To do:
Carry on the page about YOLO26 object detection as a DeepCamera skill, picking up right after its last line.

Exercise text:

▼▼▼

State-of-the-art detection running locally on any hardware, fully integrated as a DeepCamera skill.

YOLO26 Models

YOLO26 (Jan 2026) eliminates NMS and DFL for cleaner exports and lower latency. Pick the size that fits your hardware:

Model	Params	Latency (optimized)	Use Case
yolo26n (nano)	2.6M	~2ms	Edge devices, real-time on CPU
yolo26s (small)	11.2M	~5ms	Balanced speed & accuracy
yolo26m (medium)	25.4M	~12ms	Accuracy-focused
yolo26l (large)	52.3M	~25ms	Maximum detection quality

All models detect 80+ COCO classes: people, vehicles, animals, everyday objects.

Hardware Acceleration

The shared env_config.py auto-detects your GPU and converts the model to the fastest native format — zero manual setup:

Your Hardware	Optimized Format	Runtime	Speedup vs PyTorch
NVIDIA GPU (RTX, Jetson)	TensorRT `.engine`	CUDA	3-5x
Apple Silicon (M1–M4)	CoreML `.mlpackage`	ANE + GPU	~2x
Intel (CPU, iGPU, NPU)	OpenVINO IR `.xml`	OpenVINO	2-3x
AMD GPU (RX, MI)	ONNX Runtime	ROCm	1.5-2x
Any CPU	ONNX Runtime	CPU	~1.5x
Google Coral USB Accelerator	Edge TPU `.tflite`	ai-edge-litert + libedgetpu	~4ms flat

Aegis Skill Integration

Detection runs as a parallel pipeline alongside VLM analysis — never blocks your AI agent:

Camera → Frame Governor → detect.py (JSONL) → Aegis IPC → Live Overlay
                5 FPS           ↓
                          perf_stats (p50/p95/p99 latency)

▲▲▲

Exercise data:
▼▼▼

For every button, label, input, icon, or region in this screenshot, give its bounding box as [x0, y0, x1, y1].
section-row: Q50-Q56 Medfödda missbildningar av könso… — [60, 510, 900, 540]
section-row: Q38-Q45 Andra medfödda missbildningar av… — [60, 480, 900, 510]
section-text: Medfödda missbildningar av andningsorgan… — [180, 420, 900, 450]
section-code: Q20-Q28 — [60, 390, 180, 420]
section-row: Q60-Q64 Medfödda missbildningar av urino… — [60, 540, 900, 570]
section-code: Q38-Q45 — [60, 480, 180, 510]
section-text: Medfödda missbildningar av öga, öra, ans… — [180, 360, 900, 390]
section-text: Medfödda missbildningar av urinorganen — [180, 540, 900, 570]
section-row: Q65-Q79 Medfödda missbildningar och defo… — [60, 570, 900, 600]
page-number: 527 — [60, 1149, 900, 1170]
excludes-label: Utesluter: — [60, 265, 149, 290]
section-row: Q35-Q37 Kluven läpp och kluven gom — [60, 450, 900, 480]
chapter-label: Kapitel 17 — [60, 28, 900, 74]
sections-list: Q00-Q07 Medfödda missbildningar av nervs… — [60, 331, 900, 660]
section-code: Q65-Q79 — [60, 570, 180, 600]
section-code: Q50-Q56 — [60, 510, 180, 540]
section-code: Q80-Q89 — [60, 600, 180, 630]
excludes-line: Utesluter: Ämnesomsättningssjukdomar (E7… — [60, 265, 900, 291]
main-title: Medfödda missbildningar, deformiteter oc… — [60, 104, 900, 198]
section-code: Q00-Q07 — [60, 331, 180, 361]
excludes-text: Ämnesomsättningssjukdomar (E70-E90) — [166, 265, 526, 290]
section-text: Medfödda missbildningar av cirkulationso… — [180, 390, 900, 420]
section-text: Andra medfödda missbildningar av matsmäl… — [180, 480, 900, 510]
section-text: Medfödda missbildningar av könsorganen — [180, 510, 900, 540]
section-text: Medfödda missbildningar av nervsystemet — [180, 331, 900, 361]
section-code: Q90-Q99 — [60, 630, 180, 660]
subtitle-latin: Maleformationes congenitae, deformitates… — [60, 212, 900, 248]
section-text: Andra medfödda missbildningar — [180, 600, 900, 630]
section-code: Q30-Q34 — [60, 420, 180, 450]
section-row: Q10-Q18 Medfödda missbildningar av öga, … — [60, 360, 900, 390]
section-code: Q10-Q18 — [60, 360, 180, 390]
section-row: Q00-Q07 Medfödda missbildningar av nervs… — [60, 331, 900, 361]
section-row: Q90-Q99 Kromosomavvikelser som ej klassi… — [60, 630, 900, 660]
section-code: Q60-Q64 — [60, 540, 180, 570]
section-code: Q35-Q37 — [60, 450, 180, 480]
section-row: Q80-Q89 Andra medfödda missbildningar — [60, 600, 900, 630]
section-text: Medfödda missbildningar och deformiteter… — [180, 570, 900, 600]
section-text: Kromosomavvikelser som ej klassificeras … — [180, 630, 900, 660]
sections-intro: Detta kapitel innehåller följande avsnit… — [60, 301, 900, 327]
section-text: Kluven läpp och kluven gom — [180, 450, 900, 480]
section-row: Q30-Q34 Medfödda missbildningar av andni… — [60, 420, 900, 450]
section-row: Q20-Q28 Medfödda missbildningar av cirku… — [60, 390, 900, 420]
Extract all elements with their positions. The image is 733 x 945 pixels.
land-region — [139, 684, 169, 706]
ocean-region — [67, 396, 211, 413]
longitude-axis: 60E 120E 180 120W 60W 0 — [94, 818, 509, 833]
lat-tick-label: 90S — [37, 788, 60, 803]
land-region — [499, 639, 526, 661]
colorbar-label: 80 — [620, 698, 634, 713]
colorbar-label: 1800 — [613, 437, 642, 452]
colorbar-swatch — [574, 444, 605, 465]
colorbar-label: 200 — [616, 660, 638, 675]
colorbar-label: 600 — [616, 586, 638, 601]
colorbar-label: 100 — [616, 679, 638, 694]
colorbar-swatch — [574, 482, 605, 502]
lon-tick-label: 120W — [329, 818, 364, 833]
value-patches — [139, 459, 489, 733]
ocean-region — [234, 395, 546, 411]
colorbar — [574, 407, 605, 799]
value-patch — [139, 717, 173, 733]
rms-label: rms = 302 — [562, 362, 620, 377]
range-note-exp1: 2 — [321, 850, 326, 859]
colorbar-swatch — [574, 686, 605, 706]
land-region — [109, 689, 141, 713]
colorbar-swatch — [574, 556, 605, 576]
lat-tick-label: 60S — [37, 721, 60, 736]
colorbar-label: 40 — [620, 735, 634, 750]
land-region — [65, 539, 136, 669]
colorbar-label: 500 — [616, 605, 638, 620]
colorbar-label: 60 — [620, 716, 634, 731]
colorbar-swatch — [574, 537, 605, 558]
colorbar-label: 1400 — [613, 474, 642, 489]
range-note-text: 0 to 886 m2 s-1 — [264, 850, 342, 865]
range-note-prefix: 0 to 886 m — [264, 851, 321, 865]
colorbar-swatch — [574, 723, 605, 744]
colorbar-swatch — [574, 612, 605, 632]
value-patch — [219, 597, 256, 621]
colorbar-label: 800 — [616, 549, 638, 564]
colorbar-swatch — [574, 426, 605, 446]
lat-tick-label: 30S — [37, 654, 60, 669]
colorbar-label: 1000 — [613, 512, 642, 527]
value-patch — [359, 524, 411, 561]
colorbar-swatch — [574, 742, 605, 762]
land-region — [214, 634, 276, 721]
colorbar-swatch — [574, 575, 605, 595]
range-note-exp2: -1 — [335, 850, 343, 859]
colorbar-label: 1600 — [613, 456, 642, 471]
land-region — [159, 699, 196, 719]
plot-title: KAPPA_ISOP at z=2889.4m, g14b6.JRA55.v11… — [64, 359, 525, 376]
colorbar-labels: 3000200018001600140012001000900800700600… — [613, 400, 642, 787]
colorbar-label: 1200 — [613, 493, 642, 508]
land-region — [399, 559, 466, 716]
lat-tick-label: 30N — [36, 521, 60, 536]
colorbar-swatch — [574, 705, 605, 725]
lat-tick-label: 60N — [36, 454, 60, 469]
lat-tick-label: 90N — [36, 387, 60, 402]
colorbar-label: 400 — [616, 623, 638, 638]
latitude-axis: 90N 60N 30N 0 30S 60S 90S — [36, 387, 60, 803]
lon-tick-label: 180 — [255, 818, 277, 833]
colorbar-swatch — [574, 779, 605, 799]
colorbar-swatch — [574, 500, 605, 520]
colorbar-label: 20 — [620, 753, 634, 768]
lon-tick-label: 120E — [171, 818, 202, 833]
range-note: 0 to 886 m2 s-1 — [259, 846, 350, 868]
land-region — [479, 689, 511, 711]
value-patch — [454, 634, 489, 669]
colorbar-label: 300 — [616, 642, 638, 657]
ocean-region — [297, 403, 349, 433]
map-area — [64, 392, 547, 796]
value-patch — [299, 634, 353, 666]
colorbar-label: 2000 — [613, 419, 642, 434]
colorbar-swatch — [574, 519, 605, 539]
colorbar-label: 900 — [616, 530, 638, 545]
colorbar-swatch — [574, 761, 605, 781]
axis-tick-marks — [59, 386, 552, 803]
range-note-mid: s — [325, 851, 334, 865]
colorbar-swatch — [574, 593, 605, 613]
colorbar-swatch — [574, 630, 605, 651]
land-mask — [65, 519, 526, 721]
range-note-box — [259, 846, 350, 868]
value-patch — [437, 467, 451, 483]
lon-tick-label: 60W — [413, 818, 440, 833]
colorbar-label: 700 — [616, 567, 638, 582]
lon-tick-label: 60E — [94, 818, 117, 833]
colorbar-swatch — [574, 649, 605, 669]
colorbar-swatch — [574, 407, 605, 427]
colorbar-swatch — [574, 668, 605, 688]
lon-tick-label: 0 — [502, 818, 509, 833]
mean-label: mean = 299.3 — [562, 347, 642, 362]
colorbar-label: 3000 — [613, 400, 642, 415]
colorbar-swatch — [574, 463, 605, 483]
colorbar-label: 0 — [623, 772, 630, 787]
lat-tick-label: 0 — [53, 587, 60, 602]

▲▲▲

Result for this exercise:
🖱️ Click to setup — one button in Aegis installs everything, no terminal needed
🤖 AI-driven environment config — autonomous agent detects your GPU, installs the right framework (CUDA/ROCm/CoreML/OpenVINO), converts models, and verifies the setup
📺 Live bounding boxes — detection results rendered as overlays on RTSP camera streams
📊 Built-in performance profiling — aggregate latency stats (p50/p95/p99) emitted every 50 frames
⚡ Auto start — set auto_start: true to begin detecting when Aegis launches

📖 Full Skill Documentation →

🔒 Privacy — Depth Map Anonymization

Watch your cameras without seeing faces, clothing, or identities. The depth-estimation skill transforms live feeds into colorized depth maps using Depth Anything v2 — warm colors for nearby objects, cool colors for distant ones.

Camera Frame ──→ Depth Anything v2 ──→ Colorized Depth Map ──→ Aegis Overlay
   (live)          (0.5 FPS)           warm=near, cool=far      (privacy on)

🛡️ Full anonymization — depth_only mode hides all visual identity while preserving spatial activity
🎨 Overlay mode — blend depth on top of original feed with adjustable opacity
⚡ Rate-limited — 0.5 FPS frontend capture + backend scheduler keeps GPU load minimal
🧩 Extensible — new privacy skills (blur, pixelation, silhouette) can subclass TransformSkillBase

Runs on the same hardware acceleration stack as YOLO detection — CUDA, MPS, ROCm, OpenVINO, or CPU.

📖 Full Skill Documentation → · 📖 README →

📊 HomeSec-Bench — How Secure Is Your Local AI?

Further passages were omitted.